## Fragmento proporcionado:
Entrevista con Concha Pasamar, autora de “Cuando mamá llevaba trenzas” (bookolia)

Concha Pasamar tiene dos profesiones: por una parte, es profesora titular de Lengua Española (se doctoró en Lingüistica Hispánica en la Universidad de Navarra, centro académico donde imparte clases desde 1995); por otra, es la ilustradora de libros como Arrecife y la fábrica de melodías, de Patricia García Sánchez, y 13326, de Luis Fernando Redondo, para la editorial bookolia, y La niña rancia, de José Antonio González, para Ediciones Flamantes. (Próximamente aparecerá el poemario 9 lunas, de Mar Benegas, que ilustró para Litera Libros).

Sin embargo, en esta nota nos centraremos en el trabajo de Pasamar como creadora de libros. Desde que el jurado del Premio Fundación Cuatrogatos 2019 seleccionó su Cuando mamá llevaba trenzas como uno de los ganadores del certamen, nos interesamos por conocer más sobre la trayectoria de la autora y sobre este excelente libro álbum publicado por la editorial bookolia.

Aquí compartimos sus respuestas al cuestionario que le hicimos llegar:

¿Cómo se relaciona tu trabajo como profesora de lengua española con tu labor como artista plástica?

## Líneas proporcionadas:
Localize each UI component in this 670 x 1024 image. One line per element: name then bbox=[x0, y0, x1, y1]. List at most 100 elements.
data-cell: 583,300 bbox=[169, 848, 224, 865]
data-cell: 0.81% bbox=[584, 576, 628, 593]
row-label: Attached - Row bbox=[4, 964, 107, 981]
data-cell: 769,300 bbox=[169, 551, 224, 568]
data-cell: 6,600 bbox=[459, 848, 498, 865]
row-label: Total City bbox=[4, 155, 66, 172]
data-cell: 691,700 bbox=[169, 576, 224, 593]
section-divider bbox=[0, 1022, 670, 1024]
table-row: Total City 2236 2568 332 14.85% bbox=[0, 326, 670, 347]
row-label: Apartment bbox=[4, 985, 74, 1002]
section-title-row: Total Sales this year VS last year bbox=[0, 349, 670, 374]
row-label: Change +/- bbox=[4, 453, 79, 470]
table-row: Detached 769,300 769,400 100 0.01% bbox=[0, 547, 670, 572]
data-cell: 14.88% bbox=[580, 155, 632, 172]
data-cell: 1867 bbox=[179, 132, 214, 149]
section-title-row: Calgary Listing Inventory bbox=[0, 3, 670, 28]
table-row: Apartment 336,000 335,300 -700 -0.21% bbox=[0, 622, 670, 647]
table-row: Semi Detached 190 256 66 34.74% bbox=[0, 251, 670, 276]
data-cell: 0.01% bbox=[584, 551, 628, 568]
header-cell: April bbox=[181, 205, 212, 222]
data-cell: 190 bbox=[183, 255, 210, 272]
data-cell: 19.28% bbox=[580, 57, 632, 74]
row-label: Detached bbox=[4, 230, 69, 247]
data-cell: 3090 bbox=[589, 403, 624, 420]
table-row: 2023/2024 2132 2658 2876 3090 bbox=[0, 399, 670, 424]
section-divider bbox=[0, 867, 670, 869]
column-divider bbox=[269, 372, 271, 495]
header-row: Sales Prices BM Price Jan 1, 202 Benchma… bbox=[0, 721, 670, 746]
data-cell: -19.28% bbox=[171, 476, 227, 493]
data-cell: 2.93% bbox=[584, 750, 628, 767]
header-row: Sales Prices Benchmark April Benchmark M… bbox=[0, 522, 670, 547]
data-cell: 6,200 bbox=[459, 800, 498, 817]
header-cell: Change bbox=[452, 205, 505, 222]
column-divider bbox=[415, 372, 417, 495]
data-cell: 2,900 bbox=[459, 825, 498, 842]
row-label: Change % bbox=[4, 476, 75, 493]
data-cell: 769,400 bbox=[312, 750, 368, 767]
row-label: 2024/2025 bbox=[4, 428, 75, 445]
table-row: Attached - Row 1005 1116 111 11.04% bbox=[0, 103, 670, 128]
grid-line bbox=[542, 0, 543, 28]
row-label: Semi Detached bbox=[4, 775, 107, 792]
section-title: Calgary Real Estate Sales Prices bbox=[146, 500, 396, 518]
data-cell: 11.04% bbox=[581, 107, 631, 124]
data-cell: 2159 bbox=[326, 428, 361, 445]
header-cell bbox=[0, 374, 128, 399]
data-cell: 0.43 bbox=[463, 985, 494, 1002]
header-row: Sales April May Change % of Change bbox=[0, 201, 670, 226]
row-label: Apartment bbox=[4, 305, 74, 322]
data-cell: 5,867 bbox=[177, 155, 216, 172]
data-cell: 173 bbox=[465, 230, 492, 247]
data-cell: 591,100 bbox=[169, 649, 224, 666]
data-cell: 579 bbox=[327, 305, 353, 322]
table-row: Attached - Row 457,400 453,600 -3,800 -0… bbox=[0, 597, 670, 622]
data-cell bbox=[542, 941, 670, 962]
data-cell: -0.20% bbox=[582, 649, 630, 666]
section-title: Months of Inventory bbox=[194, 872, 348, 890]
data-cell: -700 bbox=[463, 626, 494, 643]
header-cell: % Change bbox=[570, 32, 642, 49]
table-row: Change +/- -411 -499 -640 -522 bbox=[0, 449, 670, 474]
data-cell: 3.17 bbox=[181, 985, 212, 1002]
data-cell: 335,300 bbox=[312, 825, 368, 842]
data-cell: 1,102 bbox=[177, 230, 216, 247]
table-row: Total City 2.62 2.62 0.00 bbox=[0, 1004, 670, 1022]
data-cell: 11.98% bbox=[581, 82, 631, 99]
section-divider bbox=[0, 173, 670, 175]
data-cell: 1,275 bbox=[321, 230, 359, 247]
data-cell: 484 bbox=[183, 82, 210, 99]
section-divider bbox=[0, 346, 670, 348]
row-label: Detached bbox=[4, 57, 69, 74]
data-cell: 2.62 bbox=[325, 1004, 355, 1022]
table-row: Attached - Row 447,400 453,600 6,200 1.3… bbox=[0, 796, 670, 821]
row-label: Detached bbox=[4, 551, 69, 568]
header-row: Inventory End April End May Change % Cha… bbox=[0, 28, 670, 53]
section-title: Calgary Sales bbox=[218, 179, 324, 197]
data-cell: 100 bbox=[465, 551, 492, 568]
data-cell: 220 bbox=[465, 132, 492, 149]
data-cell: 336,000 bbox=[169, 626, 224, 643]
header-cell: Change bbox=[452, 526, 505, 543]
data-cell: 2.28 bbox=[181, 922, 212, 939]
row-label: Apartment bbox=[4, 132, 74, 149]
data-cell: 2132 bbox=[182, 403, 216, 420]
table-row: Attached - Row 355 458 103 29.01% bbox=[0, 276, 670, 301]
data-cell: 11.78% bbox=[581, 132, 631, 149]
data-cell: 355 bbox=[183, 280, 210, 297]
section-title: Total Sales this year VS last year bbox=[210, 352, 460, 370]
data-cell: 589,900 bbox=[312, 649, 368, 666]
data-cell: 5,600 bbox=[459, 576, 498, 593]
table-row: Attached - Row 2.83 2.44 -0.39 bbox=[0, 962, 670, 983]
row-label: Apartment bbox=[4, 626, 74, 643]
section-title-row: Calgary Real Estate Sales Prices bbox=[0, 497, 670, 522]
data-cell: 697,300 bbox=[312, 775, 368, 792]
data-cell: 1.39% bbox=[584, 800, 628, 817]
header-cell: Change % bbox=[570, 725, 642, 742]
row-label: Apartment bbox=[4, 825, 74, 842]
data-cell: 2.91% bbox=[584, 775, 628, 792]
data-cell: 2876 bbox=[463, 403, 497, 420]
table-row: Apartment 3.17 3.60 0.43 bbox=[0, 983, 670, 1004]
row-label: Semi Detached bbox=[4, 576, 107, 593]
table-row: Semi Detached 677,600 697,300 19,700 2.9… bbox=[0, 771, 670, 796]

## Instrucciones:
Por favor, transcribe del fragmento el pasaje comprendido entre "Sin embargo, en" y "la editorial bookolia.", ambos incluidos.

## Solución:
Sin embargo, en esta nota nos centraremos en el trabajo de Pasamar como creadora de libros. Desde que el jurado del Premio Fundación Cuatrogatos 2019 seleccionó su Cuando mamá llevaba trenzas como uno de los ganadores del certamen, nos interesamos por conocer más sobre la trayectoria de la autora y sobre este excelente libro álbum publicado por la editorial bookolia.